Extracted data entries
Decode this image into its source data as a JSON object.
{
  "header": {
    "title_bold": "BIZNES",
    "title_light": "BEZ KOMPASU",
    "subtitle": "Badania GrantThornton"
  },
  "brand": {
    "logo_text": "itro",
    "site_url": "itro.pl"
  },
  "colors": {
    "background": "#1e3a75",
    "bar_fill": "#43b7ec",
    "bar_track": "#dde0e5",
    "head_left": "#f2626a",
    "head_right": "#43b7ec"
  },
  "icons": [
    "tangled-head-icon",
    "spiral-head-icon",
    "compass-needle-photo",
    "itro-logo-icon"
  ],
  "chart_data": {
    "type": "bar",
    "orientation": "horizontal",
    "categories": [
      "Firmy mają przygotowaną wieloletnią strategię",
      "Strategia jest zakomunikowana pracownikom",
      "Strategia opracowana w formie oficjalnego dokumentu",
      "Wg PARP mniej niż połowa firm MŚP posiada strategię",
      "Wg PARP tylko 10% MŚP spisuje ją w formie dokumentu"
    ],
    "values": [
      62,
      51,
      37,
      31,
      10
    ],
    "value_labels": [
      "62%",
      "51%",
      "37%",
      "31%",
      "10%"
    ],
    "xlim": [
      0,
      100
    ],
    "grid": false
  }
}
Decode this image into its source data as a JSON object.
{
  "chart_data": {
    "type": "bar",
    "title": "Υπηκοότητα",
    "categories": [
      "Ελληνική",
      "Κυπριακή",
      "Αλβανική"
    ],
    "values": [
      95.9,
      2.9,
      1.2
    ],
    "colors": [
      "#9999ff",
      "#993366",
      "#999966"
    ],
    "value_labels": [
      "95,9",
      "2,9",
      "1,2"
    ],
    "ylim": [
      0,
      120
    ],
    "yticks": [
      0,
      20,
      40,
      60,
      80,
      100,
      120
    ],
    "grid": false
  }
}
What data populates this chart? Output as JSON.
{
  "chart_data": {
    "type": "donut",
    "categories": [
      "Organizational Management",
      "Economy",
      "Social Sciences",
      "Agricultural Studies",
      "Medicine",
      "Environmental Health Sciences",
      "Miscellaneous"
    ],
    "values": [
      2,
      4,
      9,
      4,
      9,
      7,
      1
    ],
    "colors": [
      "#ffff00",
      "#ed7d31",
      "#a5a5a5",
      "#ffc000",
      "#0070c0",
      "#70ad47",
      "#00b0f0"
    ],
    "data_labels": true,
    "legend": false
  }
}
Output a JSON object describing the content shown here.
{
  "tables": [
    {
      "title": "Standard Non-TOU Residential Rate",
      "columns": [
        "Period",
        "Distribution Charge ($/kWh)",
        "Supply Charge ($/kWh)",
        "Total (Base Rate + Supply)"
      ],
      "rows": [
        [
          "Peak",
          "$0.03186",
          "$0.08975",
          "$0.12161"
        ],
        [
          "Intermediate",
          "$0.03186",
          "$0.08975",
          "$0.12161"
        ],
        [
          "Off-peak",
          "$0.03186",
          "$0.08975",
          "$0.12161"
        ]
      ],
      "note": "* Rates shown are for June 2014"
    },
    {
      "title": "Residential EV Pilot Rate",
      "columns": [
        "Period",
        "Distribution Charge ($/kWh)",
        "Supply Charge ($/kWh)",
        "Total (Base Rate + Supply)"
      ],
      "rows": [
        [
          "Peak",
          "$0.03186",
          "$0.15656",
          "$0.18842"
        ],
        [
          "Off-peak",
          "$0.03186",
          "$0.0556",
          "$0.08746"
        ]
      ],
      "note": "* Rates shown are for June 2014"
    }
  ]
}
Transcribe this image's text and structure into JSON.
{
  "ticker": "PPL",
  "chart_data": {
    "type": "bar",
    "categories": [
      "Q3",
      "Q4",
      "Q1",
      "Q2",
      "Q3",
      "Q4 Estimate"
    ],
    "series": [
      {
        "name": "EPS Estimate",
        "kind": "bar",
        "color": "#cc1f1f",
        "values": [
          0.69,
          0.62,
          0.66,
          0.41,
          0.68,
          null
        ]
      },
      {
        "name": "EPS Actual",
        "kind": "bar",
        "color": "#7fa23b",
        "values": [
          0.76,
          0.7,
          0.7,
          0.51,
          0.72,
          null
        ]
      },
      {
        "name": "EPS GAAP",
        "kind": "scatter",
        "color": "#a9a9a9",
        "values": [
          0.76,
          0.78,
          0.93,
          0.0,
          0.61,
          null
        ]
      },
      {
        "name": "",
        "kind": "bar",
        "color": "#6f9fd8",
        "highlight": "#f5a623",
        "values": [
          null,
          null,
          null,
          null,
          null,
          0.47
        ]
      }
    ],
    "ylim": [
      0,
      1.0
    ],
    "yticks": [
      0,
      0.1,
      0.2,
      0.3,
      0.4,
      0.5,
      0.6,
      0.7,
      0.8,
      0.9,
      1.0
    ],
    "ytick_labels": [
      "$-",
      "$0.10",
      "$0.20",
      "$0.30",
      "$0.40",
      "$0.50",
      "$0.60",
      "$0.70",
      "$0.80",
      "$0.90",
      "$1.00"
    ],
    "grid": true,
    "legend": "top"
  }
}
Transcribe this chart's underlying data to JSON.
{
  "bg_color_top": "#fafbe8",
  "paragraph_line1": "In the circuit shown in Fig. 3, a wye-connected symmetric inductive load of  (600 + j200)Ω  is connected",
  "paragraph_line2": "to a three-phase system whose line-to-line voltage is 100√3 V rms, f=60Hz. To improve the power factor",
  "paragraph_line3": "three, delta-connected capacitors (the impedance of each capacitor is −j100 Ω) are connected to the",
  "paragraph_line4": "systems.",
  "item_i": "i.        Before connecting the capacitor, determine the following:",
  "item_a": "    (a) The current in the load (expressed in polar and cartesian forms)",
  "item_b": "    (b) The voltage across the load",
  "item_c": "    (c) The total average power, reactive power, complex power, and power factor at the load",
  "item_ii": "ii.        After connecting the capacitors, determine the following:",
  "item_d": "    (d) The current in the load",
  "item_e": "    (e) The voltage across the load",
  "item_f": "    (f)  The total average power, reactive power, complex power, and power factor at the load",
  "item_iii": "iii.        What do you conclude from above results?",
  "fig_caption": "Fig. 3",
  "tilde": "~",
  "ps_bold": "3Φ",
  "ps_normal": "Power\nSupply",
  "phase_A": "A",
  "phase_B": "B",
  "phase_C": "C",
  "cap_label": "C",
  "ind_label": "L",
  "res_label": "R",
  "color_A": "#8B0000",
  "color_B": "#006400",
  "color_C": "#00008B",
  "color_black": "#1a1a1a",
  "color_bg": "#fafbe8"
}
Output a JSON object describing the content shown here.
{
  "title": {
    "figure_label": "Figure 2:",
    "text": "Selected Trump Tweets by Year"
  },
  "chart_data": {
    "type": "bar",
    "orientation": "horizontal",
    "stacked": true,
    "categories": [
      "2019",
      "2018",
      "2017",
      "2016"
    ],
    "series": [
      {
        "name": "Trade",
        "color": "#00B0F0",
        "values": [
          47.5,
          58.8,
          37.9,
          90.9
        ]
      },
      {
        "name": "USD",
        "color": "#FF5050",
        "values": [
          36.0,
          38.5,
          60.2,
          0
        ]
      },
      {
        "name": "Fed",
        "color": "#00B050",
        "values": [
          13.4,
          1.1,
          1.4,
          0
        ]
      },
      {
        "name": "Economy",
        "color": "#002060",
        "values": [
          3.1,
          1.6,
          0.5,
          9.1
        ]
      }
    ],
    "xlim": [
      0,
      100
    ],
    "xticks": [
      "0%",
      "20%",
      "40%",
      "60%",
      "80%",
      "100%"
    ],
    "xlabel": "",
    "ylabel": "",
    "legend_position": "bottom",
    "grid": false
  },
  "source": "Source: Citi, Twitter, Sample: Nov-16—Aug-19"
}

[What the task asks]
Gather all lines with the string "strategię" from the data.

[Response]
      "Firmy mają przygotowaną wieloletnią strategię",
      "Wg PARP mniej niż połowa firm MŚP posiada strategię",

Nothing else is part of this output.